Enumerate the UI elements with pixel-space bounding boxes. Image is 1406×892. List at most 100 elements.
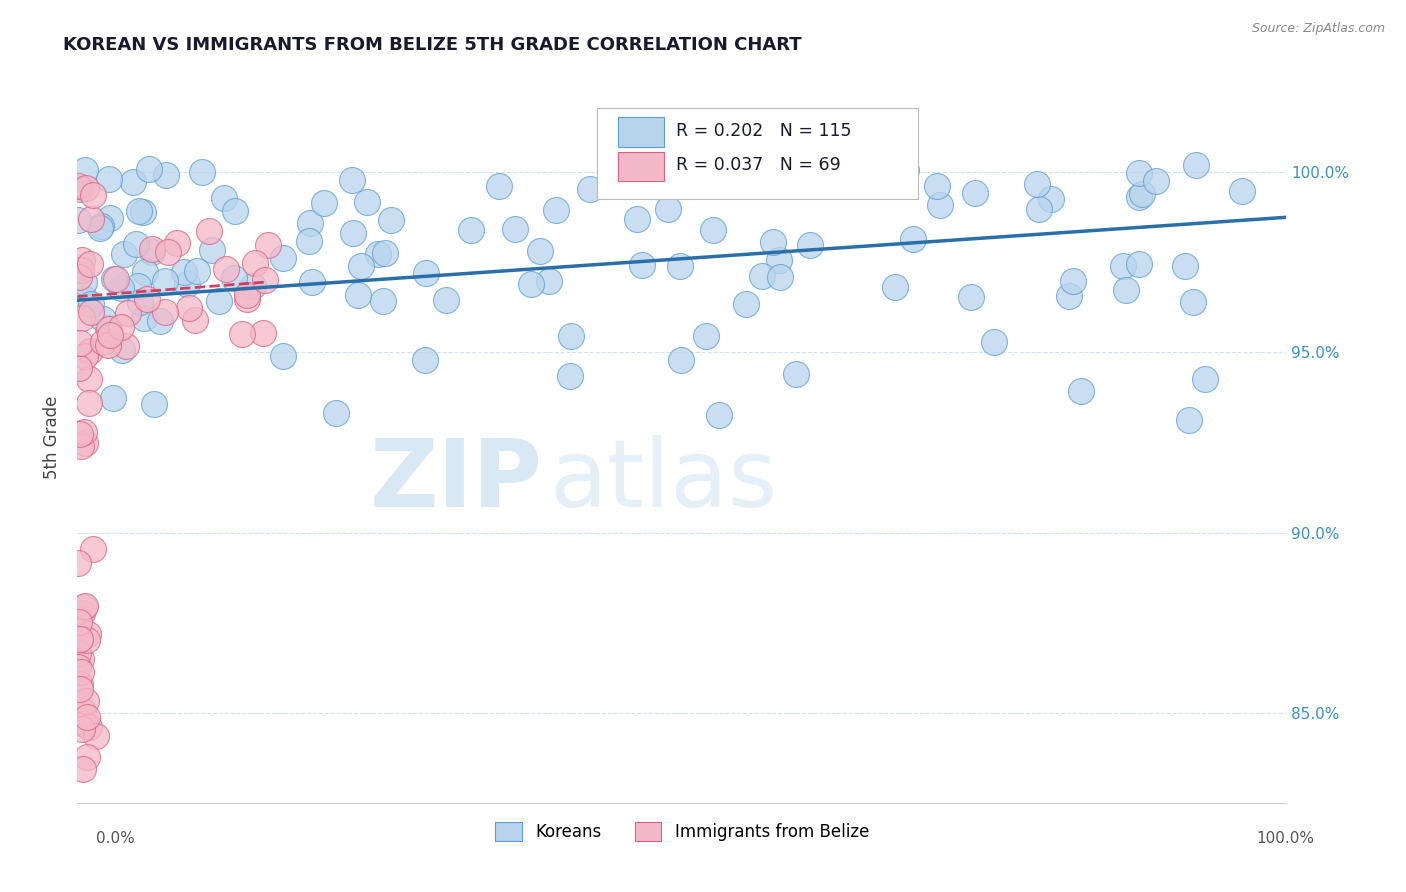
Point bbox=[356, 194, 378, 209]
Point bbox=[960, 290, 983, 304]
Text: KOREAN VS IMMIGRANTS FROM BELIZE 5TH GRADE CORRELATION CHART: KOREAN VS IMMIGRANTS FROM BELIZE 5TH GRA… bbox=[63, 36, 801, 54]
Point bbox=[224, 203, 246, 218]
Point bbox=[69, 665, 91, 680]
Point bbox=[488, 178, 510, 193]
Point bbox=[155, 305, 177, 319]
Point bbox=[97, 172, 120, 186]
Point bbox=[520, 277, 543, 291]
FancyBboxPatch shape bbox=[617, 152, 664, 181]
Point bbox=[253, 273, 276, 287]
Point bbox=[69, 681, 91, 696]
Point bbox=[70, 252, 93, 267]
Point bbox=[626, 211, 648, 226]
Point bbox=[77, 720, 100, 734]
Point bbox=[77, 372, 100, 386]
Point bbox=[231, 326, 253, 341]
Point bbox=[127, 279, 149, 293]
Point bbox=[190, 165, 212, 179]
Text: 0.0%: 0.0% bbox=[96, 831, 135, 846]
Point bbox=[1232, 184, 1254, 198]
Point bbox=[198, 224, 221, 238]
Point bbox=[77, 627, 100, 641]
Point bbox=[236, 292, 259, 306]
Point bbox=[67, 633, 90, 648]
Point bbox=[98, 211, 121, 225]
Point bbox=[148, 314, 170, 328]
Point bbox=[66, 178, 89, 193]
Point bbox=[785, 368, 807, 382]
Point bbox=[200, 244, 222, 258]
Point bbox=[141, 242, 163, 256]
Point bbox=[91, 312, 114, 326]
Point bbox=[80, 297, 103, 311]
Point bbox=[1194, 371, 1216, 385]
Point bbox=[271, 251, 294, 265]
Point bbox=[70, 262, 93, 277]
Point bbox=[69, 676, 91, 690]
Point bbox=[415, 266, 437, 280]
Point bbox=[97, 322, 120, 336]
Point bbox=[544, 202, 567, 217]
Point bbox=[67, 557, 90, 571]
Point bbox=[252, 326, 274, 340]
FancyBboxPatch shape bbox=[617, 118, 664, 146]
Point bbox=[79, 257, 101, 271]
Point bbox=[350, 259, 373, 273]
Point bbox=[340, 173, 363, 187]
Point bbox=[117, 305, 139, 319]
Point bbox=[90, 219, 112, 234]
Point bbox=[75, 349, 97, 363]
Point bbox=[380, 213, 402, 227]
Point bbox=[70, 651, 93, 665]
Point bbox=[136, 292, 159, 306]
Point bbox=[460, 223, 482, 237]
Point bbox=[67, 212, 90, 227]
Point bbox=[80, 305, 103, 319]
Point bbox=[1185, 158, 1208, 172]
Point bbox=[70, 439, 93, 453]
Point bbox=[124, 237, 146, 252]
Point bbox=[965, 186, 987, 200]
Point bbox=[1174, 259, 1197, 273]
Point bbox=[105, 272, 128, 286]
Point bbox=[67, 646, 90, 660]
Point bbox=[67, 360, 90, 375]
Point bbox=[695, 329, 717, 343]
Point bbox=[73, 600, 96, 615]
Point bbox=[73, 292, 96, 306]
Point bbox=[166, 236, 188, 251]
Point bbox=[769, 270, 792, 285]
Point bbox=[1130, 187, 1153, 202]
Point bbox=[325, 406, 347, 420]
Point bbox=[69, 632, 91, 647]
Point bbox=[735, 297, 758, 311]
Point bbox=[1128, 257, 1150, 271]
Point bbox=[96, 338, 118, 352]
Point bbox=[301, 275, 323, 289]
Point bbox=[157, 245, 180, 260]
FancyBboxPatch shape bbox=[598, 108, 918, 200]
Point bbox=[761, 235, 783, 249]
Point bbox=[141, 245, 163, 260]
Point bbox=[371, 294, 394, 309]
Point bbox=[925, 179, 948, 194]
Point bbox=[176, 277, 198, 292]
Point bbox=[707, 408, 730, 422]
Point bbox=[67, 615, 90, 629]
Point bbox=[76, 710, 98, 724]
Point bbox=[73, 716, 96, 731]
Point bbox=[89, 221, 111, 235]
Point bbox=[1144, 174, 1167, 188]
Point bbox=[73, 276, 96, 290]
Point bbox=[173, 265, 195, 279]
Point bbox=[983, 335, 1005, 350]
Point bbox=[503, 221, 526, 235]
Point bbox=[236, 288, 259, 302]
Point bbox=[312, 196, 335, 211]
Point bbox=[69, 182, 91, 196]
Point bbox=[215, 261, 238, 276]
Point bbox=[1039, 192, 1062, 206]
Point bbox=[669, 353, 692, 368]
Point bbox=[73, 435, 96, 450]
Point bbox=[894, 162, 917, 177]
+-------+
**DIRECTIONS FOR THIS TASK:**
Please return everything from the line that contains "Point bbox=[356, 194, 378, 209]" down to the line that contains "Point bbox=[415, 266, 437, 280]", both included, with each line repeated exactly.

**TASK OUTPUT:**
Point bbox=[356, 194, 378, 209]
Point bbox=[960, 290, 983, 304]
Text: KOREAN VS IMMIGRANTS FROM BELIZE 5TH GRADE CORRELATION CHART: KOREAN VS IMMIGRANTS FROM BELIZE 5TH GRA… bbox=[63, 36, 801, 54]
Point bbox=[224, 203, 246, 218]
Point bbox=[69, 665, 91, 680]
Point bbox=[488, 178, 510, 193]
Point bbox=[155, 305, 177, 319]
Point bbox=[97, 172, 120, 186]
Point bbox=[520, 277, 543, 291]
FancyBboxPatch shape bbox=[617, 152, 664, 181]
Point bbox=[253, 273, 276, 287]
Point bbox=[69, 681, 91, 696]
Point bbox=[70, 252, 93, 267]
Point bbox=[626, 211, 648, 226]
Point bbox=[77, 720, 100, 734]
Point bbox=[77, 372, 100, 386]
Point bbox=[231, 326, 253, 341]
Point bbox=[127, 279, 149, 293]
Point bbox=[190, 165, 212, 179]
Text: 0.0%: 0.0% bbox=[96, 831, 135, 846]
Point bbox=[1232, 184, 1254, 198]
Point bbox=[198, 224, 221, 238]
Point bbox=[77, 627, 100, 641]
Point bbox=[236, 292, 259, 306]
Point bbox=[67, 633, 90, 648]
Point bbox=[98, 211, 121, 225]
Point bbox=[148, 314, 170, 328]
Point bbox=[66, 178, 89, 193]
Point bbox=[785, 368, 807, 382]
Point bbox=[200, 244, 222, 258]
Point bbox=[141, 242, 163, 256]
Point bbox=[91, 312, 114, 326]
Point bbox=[80, 297, 103, 311]
Point bbox=[1194, 371, 1216, 385]
Point bbox=[271, 251, 294, 265]
Point bbox=[70, 262, 93, 277]
Point bbox=[69, 676, 91, 690]
Point bbox=[415, 266, 437, 280]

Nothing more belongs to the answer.